- [REQUEST]:
Your task is to write out the complete listing exactly as it is shown.

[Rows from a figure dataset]
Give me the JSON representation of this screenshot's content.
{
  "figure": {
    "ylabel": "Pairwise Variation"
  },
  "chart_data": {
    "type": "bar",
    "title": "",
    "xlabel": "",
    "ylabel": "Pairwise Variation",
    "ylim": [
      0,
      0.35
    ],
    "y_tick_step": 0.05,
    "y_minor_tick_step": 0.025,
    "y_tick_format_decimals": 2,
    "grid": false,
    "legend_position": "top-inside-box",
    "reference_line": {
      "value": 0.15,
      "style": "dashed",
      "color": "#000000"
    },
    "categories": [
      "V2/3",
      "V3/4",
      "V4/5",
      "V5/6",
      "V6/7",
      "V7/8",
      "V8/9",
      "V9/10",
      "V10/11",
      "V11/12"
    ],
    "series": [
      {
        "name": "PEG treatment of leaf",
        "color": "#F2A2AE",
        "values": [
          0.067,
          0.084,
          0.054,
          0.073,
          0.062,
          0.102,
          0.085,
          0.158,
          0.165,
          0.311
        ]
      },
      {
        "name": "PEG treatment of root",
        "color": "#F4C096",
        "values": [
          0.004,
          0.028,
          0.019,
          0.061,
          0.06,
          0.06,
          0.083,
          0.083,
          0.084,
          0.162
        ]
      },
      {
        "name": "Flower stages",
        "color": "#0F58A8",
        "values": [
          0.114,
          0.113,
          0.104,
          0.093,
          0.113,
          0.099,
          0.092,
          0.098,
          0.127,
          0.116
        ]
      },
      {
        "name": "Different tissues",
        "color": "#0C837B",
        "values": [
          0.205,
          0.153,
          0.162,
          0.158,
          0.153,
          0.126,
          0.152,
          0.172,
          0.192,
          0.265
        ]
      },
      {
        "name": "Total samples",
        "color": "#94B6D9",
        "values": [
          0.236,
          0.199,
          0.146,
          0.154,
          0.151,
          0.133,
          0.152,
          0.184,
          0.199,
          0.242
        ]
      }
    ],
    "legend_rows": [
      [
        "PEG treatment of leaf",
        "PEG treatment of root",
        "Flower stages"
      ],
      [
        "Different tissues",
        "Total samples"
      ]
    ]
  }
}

- [RESULT OF THIS TASK]:
Give me the JSON representation of this screenshot's content.
{
  "figure": {
    "ylabel": "Pairwise Variation"
  },
  "chart_data": {
    "type": "bar",
    "title": "",
    "xlabel": "",
    "ylabel": "Pairwise Variation",
    "ylim": [
      0,
      0.35
    ],
    "y_tick_step": 0.05,
    "y_minor_tick_step": 0.025,
    "y_tick_format_decimals": 2,
    "grid": false,
    "legend_position": "top-inside-box",
    "reference_line": {
      "value": 0.15,
      "style": "dashed",
      "color": "#000000"
    },
    "categories": [
      "V2/3",
      "V3/4",
      "V4/5",
      "V5/6",
      "V6/7",
      "V7/8",
      "V8/9",
      "V9/10",
      "V10/11",
      "V11/12"
    ],
    "series": [
      {
        "name": "PEG treatment of leaf",
        "color": "#F2A2AE",
        "values": [
          0.067,
          0.084,
          0.054,
          0.073,
          0.062,
          0.102,
          0.085,
          0.158,
          0.165,
          0.311
        ]
      },
      {
        "name": "PEG treatment of root",
        "color": "#F4C096",
        "values": [
          0.004,
          0.028,
          0.019,
          0.061,
          0.06,
          0.06,
          0.083,
          0.083,
          0.084,
          0.162
        ]
      },
      {
        "name": "Flower stages",
        "color": "#0F58A8",
        "values": [
          0.114,
          0.113,
          0.104,
          0.093,
          0.113,
          0.099,
          0.092,
          0.098,
          0.127,
          0.116
        ]
      },
      {
        "name": "Different tissues",
        "color": "#0C837B",
        "values": [
          0.205,
          0.153,
          0.162,
          0.158,
          0.153,
          0.126,
          0.152,
          0.172,
          0.192,
          0.265
        ]
      },
      {
        "name": "Total samples",
        "color": "#94B6D9",
        "values": [
          0.236,
          0.199,
          0.146,
          0.154,
          0.151,
          0.133,
          0.152,
          0.184,
          0.199,
          0.242
        ]
      }
    ],
    "legend_rows": [
      [
        "PEG treatment of leaf",
        "PEG treatment of root",
        "Flower stages"
      ],
      [
        "Different tissues",
        "Total samples"
      ]
    ]
  }
}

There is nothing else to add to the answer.